→ What the task asks
Take every line that has the string "Анимации" and copy it out.

[Entries from a dataset]
******

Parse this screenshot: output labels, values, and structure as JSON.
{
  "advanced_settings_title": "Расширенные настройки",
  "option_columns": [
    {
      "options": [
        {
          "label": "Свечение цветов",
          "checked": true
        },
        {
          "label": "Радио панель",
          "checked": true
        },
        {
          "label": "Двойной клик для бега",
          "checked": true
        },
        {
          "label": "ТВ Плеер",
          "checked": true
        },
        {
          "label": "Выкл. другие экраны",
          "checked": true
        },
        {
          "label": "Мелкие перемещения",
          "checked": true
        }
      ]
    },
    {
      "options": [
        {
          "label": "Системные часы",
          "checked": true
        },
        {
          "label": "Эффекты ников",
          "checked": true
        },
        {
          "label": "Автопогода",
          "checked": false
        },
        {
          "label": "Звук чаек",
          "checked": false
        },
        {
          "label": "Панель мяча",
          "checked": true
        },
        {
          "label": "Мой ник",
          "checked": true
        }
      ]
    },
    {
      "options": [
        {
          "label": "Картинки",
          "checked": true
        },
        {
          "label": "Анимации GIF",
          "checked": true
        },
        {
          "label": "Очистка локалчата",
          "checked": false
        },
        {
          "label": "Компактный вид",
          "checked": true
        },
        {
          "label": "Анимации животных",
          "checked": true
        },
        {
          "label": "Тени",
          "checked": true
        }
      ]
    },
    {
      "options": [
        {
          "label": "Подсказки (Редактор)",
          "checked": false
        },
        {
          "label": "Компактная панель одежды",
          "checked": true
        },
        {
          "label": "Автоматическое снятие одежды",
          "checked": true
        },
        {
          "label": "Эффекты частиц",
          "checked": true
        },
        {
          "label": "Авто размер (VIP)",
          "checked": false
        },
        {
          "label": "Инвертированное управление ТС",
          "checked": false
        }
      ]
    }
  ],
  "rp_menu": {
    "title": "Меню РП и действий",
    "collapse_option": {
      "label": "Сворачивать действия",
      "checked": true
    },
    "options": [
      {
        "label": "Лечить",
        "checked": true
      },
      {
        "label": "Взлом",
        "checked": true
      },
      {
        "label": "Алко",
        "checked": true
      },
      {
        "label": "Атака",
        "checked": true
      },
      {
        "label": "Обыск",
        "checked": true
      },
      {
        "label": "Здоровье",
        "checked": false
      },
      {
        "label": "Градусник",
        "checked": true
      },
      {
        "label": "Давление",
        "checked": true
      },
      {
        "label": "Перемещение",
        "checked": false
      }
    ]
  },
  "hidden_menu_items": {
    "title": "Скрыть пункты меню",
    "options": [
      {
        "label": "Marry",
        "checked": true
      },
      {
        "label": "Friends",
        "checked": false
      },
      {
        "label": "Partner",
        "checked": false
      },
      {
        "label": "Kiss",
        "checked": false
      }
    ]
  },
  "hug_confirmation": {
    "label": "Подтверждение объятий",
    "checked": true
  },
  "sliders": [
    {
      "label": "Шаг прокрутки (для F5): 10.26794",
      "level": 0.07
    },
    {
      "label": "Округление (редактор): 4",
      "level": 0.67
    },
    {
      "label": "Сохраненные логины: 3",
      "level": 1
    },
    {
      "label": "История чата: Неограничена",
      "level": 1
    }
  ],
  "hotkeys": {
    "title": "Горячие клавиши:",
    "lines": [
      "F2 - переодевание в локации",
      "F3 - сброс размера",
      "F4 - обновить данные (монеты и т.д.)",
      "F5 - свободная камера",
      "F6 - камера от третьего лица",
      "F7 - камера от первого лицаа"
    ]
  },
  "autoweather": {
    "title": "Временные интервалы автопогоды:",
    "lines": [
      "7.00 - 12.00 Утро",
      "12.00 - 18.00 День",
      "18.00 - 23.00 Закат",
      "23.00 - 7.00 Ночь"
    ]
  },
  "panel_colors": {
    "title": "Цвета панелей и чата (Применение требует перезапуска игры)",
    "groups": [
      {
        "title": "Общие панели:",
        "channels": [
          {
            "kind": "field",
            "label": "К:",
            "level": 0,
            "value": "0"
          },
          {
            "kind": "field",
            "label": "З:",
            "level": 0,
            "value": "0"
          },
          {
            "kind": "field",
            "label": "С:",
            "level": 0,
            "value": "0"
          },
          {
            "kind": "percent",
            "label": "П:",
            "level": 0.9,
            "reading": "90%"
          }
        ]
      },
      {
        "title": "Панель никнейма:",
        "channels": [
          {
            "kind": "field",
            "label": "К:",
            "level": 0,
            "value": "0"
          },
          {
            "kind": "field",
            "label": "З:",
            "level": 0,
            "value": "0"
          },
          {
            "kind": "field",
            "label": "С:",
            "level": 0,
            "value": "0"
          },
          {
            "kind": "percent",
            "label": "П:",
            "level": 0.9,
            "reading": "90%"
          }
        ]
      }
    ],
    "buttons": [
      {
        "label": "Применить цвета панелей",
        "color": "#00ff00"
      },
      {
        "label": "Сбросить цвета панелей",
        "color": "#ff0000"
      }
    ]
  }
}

******

→ The reply
          "label": "Анимации GIF",
          "label": "Анимации животных",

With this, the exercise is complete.